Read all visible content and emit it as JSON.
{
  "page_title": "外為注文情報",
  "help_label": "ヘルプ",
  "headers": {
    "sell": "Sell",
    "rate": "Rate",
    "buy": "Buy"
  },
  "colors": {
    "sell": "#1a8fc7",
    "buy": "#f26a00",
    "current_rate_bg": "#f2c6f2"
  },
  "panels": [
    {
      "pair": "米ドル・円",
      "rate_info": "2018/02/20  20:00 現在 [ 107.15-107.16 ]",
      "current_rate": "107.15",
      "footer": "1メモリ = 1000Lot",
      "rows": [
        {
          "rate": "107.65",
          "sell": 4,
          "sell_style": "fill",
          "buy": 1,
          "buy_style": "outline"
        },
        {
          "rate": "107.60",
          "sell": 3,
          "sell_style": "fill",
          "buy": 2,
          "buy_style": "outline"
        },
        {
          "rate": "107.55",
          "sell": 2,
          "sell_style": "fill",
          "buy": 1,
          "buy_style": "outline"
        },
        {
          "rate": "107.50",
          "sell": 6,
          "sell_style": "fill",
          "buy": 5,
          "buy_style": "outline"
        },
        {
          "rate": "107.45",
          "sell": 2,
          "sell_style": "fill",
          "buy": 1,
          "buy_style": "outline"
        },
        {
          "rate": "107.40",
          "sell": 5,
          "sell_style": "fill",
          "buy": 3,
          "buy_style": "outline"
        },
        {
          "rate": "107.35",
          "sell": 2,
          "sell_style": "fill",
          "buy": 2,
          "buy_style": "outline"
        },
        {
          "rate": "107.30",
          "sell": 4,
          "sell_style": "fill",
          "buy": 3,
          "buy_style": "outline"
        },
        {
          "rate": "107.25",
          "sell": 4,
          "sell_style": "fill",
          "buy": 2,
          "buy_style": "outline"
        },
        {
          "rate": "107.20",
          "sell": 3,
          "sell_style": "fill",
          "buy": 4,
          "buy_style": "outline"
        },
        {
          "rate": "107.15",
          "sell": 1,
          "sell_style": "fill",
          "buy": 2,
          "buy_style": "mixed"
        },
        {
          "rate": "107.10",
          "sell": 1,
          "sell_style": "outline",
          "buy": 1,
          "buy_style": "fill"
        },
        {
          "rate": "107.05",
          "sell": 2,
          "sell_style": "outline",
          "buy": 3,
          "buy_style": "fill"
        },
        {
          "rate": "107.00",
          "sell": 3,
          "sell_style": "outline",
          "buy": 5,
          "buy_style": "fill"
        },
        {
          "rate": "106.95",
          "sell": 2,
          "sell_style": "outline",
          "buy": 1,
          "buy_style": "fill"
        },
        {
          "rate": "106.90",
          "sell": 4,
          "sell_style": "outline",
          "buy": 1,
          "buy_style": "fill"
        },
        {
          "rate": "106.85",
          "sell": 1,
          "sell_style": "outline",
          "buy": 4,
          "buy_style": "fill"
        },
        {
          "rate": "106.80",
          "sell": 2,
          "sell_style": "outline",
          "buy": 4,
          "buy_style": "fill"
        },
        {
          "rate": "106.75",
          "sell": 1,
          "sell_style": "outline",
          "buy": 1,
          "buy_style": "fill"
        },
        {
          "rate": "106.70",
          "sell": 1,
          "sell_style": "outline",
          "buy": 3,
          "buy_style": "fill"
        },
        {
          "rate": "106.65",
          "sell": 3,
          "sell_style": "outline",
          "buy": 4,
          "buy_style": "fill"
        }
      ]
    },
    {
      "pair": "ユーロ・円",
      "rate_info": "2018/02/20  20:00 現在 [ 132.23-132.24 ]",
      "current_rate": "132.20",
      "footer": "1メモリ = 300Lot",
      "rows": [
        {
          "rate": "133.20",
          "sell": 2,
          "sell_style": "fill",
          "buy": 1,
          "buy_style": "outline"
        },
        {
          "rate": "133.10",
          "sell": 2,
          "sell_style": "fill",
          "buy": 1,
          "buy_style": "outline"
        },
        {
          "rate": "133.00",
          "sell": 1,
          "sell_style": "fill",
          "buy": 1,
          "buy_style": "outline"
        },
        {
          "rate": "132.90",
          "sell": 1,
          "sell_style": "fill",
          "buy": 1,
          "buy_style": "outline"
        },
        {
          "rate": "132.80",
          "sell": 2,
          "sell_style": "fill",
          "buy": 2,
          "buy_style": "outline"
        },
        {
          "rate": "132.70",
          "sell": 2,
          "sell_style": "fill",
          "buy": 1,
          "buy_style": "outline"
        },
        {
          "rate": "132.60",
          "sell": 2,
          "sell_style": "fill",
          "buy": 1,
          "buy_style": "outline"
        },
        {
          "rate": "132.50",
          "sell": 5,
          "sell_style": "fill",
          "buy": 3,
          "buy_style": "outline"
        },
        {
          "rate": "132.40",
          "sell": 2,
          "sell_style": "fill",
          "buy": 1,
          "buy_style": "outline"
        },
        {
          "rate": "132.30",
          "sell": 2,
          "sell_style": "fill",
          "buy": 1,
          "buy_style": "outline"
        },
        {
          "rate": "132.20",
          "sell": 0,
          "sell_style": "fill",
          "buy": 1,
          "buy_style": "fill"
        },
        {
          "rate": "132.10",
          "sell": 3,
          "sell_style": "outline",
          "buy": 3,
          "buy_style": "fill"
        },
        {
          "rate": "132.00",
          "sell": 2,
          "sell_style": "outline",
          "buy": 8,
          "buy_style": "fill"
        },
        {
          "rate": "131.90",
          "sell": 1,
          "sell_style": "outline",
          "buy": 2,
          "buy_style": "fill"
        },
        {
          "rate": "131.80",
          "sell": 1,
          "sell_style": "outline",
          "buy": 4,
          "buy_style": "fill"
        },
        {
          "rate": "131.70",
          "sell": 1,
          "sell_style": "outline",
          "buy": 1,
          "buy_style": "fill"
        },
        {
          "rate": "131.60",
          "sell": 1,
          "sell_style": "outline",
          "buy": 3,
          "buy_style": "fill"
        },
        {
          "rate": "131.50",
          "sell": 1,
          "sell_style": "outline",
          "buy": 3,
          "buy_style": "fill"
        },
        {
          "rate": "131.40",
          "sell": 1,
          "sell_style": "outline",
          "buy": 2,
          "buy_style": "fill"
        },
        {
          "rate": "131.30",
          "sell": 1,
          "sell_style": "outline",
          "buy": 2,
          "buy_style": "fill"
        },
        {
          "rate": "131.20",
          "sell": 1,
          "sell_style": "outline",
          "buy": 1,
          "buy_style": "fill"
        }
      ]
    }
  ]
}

# # # #

Go through the data above and find the lines with the word "footer". Copy each of those lines.

      "footer": "1メモリ = 1000Lot",
      "footer": "1メモリ = 300Lot",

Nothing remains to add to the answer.